>> start

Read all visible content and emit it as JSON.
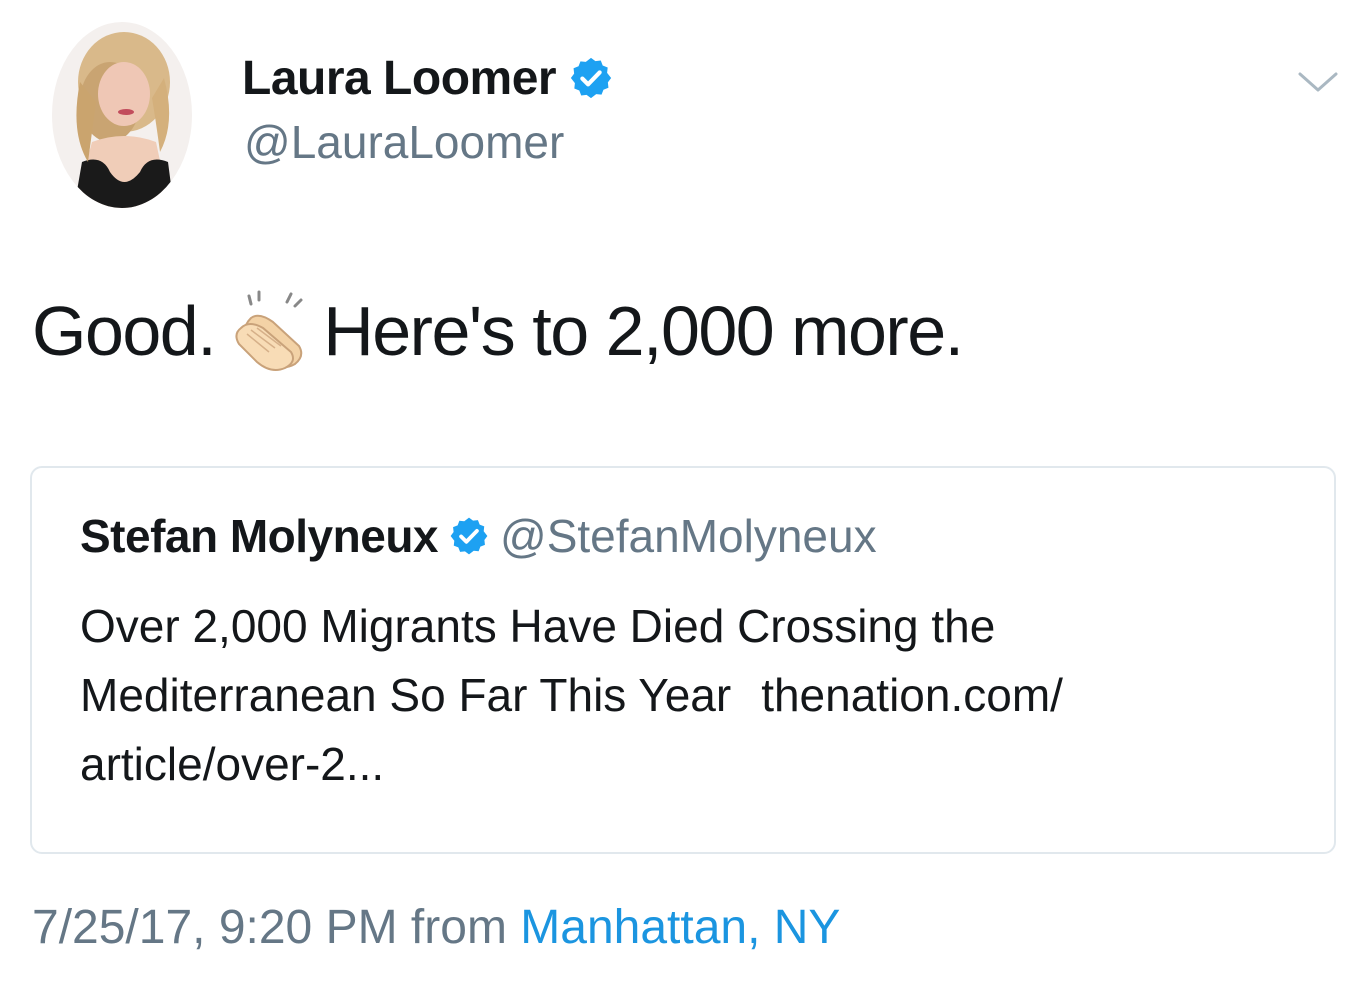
{
  "author": {
    "display_name": "Laura Loomer",
    "handle": "@LauraLoomer",
    "verified_icon": "verified-badge-icon",
    "avatar": "profile-photo"
  },
  "tweet": {
    "text_before": "Good.",
    "emoji": "clapping-hands-emoji",
    "text_after": "Here's to 2,000 more."
  },
  "quoted_tweet": {
    "display_name": "Stefan Molyneux",
    "handle": "@StefanMolyneux",
    "verified_icon": "verified-badge-icon",
    "line1": "Over 2,000 Migrants Have Died Crossing the",
    "line2_text": "Mediterranean So Far This Year",
    "line2_link": "thenation.com/",
    "line3": "article/over-2..."
  },
  "meta": {
    "timestamp": "7/25/17, 9:20 PM",
    "from_label": "from",
    "location": "Manhattan, NY"
  },
  "colors": {
    "verified_blue": "#1da1f2",
    "link_blue": "#1b95e0",
    "secondary_gray": "#657786",
    "border": "#e1e8ed"
  },
  "menu_icon": "chevron-down-icon"
}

>> end

**Aim:** Write out the listing above again, exactly, but with no pictures in the copy.

**Problem solution:**
Read all visible content and emit it as JSON.
{
  "author": {
    "display_name": "Laura Loomer",
    "handle": "@LauraLoomer",
    "verified_icon": "verified-badge-icon",
    "avatar": "profile-photo"
  },
  "tweet": {
    "text_before": "Good.",
    "emoji": "clapping-hands-emoji",
    "text_after": "Here's to 2,000 more."
  },
  "quoted_tweet": {
    "display_name": "Stefan Molyneux",
    "handle": "@StefanMolyneux",
    "verified_icon": "verified-badge-icon",
    "line1": "Over 2,000 Migrants Have Died Crossing the",
    "line2_text": "Mediterranean So Far This Year",
    "line2_link": "thenation.com/",
    "line3": "article/over-2..."
  },
  "meta": {
    "timestamp": "7/25/17, 9:20 PM",
    "from_label": "from",
    "location": "Manhattan, NY"
  },
  "colors": {
    "verified_blue": "#1da1f2",
    "link_blue": "#1b95e0",
    "secondary_gray": "#657786",
    "border": "#e1e8ed"
  },
  "menu_icon": "chevron-down-icon"
}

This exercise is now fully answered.